# Records provided start

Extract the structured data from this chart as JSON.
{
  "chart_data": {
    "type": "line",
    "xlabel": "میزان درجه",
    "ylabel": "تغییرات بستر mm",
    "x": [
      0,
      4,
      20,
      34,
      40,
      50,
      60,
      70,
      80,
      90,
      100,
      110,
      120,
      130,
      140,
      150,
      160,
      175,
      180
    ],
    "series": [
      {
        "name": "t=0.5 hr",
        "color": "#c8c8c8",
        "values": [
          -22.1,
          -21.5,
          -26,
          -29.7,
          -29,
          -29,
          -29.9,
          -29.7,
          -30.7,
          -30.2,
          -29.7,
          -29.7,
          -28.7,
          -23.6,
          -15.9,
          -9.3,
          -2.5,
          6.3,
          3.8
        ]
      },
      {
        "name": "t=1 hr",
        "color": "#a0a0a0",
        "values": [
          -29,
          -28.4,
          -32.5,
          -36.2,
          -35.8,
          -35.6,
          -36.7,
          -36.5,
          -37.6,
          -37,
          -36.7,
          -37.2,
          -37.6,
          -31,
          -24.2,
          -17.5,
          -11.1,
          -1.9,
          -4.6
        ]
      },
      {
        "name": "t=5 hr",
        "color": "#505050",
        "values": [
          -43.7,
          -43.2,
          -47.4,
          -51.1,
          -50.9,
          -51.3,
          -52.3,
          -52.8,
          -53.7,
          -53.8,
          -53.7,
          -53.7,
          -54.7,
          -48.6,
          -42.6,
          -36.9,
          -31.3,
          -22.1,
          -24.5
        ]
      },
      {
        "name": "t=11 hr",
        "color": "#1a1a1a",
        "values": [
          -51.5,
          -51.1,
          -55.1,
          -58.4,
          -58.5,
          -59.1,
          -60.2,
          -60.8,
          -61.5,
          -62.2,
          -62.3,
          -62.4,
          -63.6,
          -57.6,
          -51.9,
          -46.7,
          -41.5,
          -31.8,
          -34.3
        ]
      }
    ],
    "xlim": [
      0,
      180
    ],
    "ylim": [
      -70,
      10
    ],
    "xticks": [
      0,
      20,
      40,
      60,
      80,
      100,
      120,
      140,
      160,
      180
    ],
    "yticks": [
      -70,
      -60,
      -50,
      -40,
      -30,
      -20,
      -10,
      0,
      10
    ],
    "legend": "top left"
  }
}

# Records provided end

Restate the records, all of them, precisely as written.

Extract the structured data from this chart as JSON.
{
  "chart_data": {
    "type": "line",
    "xlabel": "میزان درجه",
    "ylabel": "تغییرات بستر mm",
    "x": [
      0,
      4,
      20,
      34,
      40,
      50,
      60,
      70,
      80,
      90,
      100,
      110,
      120,
      130,
      140,
      150,
      160,
      175,
      180
    ],
    "series": [
      {
        "name": "t=0.5 hr",
        "color": "#c8c8c8",
        "values": [
          -22.1,
          -21.5,
          -26,
          -29.7,
          -29,
          -29,
          -29.9,
          -29.7,
          -30.7,
          -30.2,
          -29.7,
          -29.7,
          -28.7,
          -23.6,
          -15.9,
          -9.3,
          -2.5,
          6.3,
          3.8
        ]
      },
      {
        "name": "t=1 hr",
        "color": "#a0a0a0",
        "values": [
          -29,
          -28.4,
          -32.5,
          -36.2,
          -35.8,
          -35.6,
          -36.7,
          -36.5,
          -37.6,
          -37,
          -36.7,
          -37.2,
          -37.6,
          -31,
          -24.2,
          -17.5,
          -11.1,
          -1.9,
          -4.6
        ]
      },
      {
        "name": "t=5 hr",
        "color": "#505050",
        "values": [
          -43.7,
          -43.2,
          -47.4,
          -51.1,
          -50.9,
          -51.3,
          -52.3,
          -52.8,
          -53.7,
          -53.8,
          -53.7,
          -53.7,
          -54.7,
          -48.6,
          -42.6,
          -36.9,
          -31.3,
          -22.1,
          -24.5
        ]
      },
      {
        "name": "t=11 hr",
        "color": "#1a1a1a",
        "values": [
          -51.5,
          -51.1,
          -55.1,
          -58.4,
          -58.5,
          -59.1,
          -60.2,
          -60.8,
          -61.5,
          -62.2,
          -62.3,
          -62.4,
          -63.6,
          -57.6,
          -51.9,
          -46.7,
          -41.5,
          -31.8,
          -34.3
        ]
      }
    ],
    "xlim": [
      0,
      180
    ],
    "ylim": [
      -70,
      10
    ],
    "xticks": [
      0,
      20,
      40,
      60,
      80,
      100,
      120,
      140,
      160,
      180
    ],
    "yticks": [
      -70,
      -60,
      -50,
      -40,
      -30,
      -20,
      -10,
      0,
      10
    ],
    "legend": "top left"
  }
}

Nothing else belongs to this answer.